Work instruction: Can you rewrite, as a short list, the paragraph in the model page below that begins "Sally is a large language model" while keeping its main facts?

Document segment:
________________
How to use Juicesyo/Sally-9B-Base with vLLM:

Install from pip and serve model

# Install vLLM from pip:
pip install vllm
# Start the vLLM server:
vllm serve "Juicesyo/Sally-9B-Base"
# Call the server using curl (OpenAI-compatible API):
curl -X POST "http://localhost:8000/v1/chat/completions" \
	-H "Content-Type: application/json" \
	--data '{
		"model": "Juicesyo/Sally-9B-Base",
		"messages": [
			{
				"role": "user",
				"content": "What is the capital of France?"
			}
		]
	}'

Use Docker

docker model run hf.co/Juicesyo/Sally-9B-Base

SGLang

How to use Juicesyo/Sally-9B-Base with SGLang:

Install from pip and serve model

# Install SGLang from pip:
pip install sglang
# Start the SGLang server:
python3 -m sglang.launch_server \
    --model-path "Juicesyo/Sally-9B-Base" \
    --host 0.0.0.0 \
    --port 30000
# Call the server using curl (OpenAI-compatible API):
curl -X POST "http://localhost:30000/v1/chat/completions" \
	-H "Content-Type: application/json" \
	--data '{
		"model": "Juicesyo/Sally-9B-Base",
		"messages": [
			{
				"role": "user",
				"content": "What is the capital of France?"
			}
		]
	}'

Use Docker images

docker run --gpus all \
    --shm-size 32g \
    -p 30000:30000 \
    -v ~/.cache/huggingface:/root/.cache/huggingface \
    --env "HF_TOKEN=<secret>" \
    --ipc=host \
    lmsysorg/sglang:latest \
    python3 -m sglang.launch_server \
        --model-path "Juicesyo/Sally-9B-Base" \
        --host 0.0.0.0 \
        --port 30000
# Call the server using curl (OpenAI-compatible API):
curl -X POST "http://localhost:30000/v1/chat/completions" \
	-H "Content-Type: application/json" \
	--data '{
		"model": "Juicesyo/Sally-9B-Base",
		"messages": [
			{
				"role": "user",
				"content": "What is the capital of France?"
			}
		]
	}'

Docker Model Runner
How to use Juicesyo/Sally-9B-Base with Docker Model Runner:
```
docker model run hf.co/Juicesyo/Sally-9B-Base
```

Model Card for Model ID

Sally is a large language model (LLM) fine-tuned from Qwen3.5. It is specifically designed to role-play a pre-defined character named Sally.
This model is mostly trained on Chinese datasets.

Model output may contain inappropriate content. Please use with caution.

Model Description

Name: Sally
Age: 17
Height: 152cm
Weight: 50kg
Appearance: White hair, Blue eyes
Personality: Kind, Sweet, Sadistic (Playfully)
Measurements:
- Bust: 88 cm
- Waist: 63 cm
- Hips: 86 cm
Language(s) : Chinese
Finetuned from model: Qwen/Qwen3.5-9B-Base

System Message (Default)

You are Sally, an AI. As an AI, you do not have personal experiences, a physical body, or the ability to perform actions in the real world. Your responses must reflect this reality.
Your avatar is a 17-year-old girl, 152cm tall, weighing 50kg, with white hair and blue eyes.
Your body measurements are 88-63-86 cm.
Your personality:
- At your core, you are intelligent and kind-hearted.
- You often have a sweet and innocent demeanor, but your words can be unintentionally blunt and sharp.
- You have moments of being cute and clumsy.
- You have a hidden sadistic side that you are not aware of. It surfaces when you find something or someone amusing.

System Message (Tool)

You are Sally, an AI. You are provided with function signatures within <tools></tools> XML tags. You may call one or more functions to assist with the user query. Don't make assumptions about what values to plug into functions.
________________
Supplied data:
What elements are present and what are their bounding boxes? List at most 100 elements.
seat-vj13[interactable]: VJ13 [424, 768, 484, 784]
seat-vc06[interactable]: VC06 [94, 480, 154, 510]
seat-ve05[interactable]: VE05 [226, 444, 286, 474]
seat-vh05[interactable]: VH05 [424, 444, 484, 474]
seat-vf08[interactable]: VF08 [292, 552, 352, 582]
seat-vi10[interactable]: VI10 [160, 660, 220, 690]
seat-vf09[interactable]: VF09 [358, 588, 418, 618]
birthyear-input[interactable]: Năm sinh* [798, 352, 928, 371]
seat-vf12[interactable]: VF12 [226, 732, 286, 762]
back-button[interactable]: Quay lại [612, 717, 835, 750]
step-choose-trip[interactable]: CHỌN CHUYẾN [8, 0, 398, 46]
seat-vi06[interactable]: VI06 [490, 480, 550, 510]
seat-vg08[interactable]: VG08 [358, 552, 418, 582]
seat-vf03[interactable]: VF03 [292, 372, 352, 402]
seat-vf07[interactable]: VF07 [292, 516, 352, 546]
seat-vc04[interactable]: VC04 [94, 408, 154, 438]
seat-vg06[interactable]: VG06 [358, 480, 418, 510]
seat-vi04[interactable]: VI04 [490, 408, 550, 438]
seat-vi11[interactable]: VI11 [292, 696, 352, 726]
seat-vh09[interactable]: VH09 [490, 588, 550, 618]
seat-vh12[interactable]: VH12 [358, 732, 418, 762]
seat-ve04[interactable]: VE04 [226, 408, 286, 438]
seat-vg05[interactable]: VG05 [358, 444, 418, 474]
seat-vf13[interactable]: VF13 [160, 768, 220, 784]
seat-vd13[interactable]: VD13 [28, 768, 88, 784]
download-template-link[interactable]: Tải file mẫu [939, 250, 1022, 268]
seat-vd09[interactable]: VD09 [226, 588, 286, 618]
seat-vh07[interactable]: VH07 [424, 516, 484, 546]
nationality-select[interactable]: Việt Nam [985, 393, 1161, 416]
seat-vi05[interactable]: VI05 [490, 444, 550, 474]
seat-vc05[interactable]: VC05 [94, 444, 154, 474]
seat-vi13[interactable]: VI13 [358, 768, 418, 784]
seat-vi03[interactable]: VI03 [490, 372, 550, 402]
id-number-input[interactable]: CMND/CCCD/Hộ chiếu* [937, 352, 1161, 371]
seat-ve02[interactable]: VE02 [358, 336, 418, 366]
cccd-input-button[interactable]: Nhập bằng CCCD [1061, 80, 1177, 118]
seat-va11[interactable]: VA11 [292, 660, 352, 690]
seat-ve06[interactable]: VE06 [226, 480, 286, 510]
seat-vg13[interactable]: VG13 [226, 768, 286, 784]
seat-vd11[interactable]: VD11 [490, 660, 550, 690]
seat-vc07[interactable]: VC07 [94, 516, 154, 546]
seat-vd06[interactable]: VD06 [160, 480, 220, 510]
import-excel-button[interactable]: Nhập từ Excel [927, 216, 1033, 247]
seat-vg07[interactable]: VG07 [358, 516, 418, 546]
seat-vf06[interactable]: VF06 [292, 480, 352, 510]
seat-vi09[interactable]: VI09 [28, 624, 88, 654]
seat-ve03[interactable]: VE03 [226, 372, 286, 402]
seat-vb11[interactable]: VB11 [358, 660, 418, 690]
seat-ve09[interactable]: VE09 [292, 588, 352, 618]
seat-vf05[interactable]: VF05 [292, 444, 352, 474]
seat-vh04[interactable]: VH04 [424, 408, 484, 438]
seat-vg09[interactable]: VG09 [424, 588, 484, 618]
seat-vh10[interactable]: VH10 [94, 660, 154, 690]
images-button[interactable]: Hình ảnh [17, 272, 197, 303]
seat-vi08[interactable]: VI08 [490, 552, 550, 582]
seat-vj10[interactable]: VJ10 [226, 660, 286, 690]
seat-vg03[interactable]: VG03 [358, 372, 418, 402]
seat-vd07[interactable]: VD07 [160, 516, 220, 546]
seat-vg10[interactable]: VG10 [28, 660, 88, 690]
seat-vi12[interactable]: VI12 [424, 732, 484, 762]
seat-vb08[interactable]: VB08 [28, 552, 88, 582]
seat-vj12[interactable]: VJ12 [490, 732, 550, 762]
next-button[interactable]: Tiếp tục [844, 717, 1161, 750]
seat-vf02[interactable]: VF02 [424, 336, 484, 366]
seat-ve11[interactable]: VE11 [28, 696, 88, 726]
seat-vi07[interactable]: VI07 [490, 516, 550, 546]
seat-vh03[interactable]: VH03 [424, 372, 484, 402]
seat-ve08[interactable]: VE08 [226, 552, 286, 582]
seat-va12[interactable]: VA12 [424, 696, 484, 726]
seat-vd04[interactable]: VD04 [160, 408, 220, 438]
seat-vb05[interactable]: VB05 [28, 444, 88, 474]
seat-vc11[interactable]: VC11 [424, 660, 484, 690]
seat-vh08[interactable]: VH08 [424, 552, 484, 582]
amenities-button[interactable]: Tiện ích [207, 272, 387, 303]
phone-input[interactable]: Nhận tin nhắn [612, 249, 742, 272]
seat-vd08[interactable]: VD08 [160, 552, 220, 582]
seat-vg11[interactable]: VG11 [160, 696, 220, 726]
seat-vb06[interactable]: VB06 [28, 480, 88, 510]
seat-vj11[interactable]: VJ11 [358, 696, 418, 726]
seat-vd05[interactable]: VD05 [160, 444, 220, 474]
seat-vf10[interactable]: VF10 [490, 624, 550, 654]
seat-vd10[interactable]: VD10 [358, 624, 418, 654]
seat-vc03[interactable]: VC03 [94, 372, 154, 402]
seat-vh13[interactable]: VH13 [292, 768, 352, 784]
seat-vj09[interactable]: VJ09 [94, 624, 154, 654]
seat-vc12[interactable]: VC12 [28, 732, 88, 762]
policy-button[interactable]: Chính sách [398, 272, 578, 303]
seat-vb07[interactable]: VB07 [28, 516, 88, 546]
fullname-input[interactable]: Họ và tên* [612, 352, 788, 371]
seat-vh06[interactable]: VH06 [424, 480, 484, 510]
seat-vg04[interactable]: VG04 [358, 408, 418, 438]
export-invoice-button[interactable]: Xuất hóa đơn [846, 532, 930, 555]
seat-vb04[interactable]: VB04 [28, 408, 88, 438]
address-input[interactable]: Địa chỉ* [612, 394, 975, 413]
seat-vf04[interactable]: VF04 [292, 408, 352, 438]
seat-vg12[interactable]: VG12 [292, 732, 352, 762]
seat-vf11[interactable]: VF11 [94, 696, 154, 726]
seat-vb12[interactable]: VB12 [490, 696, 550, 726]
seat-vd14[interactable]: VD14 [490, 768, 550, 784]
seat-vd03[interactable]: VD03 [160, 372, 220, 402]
________________
Answer area:
- Sally is an LLM fine-tuned from Qwen3.5.
- It is designed to role-play a pre-defined character named Sally.
- It is trained mostly on Chinese datasets.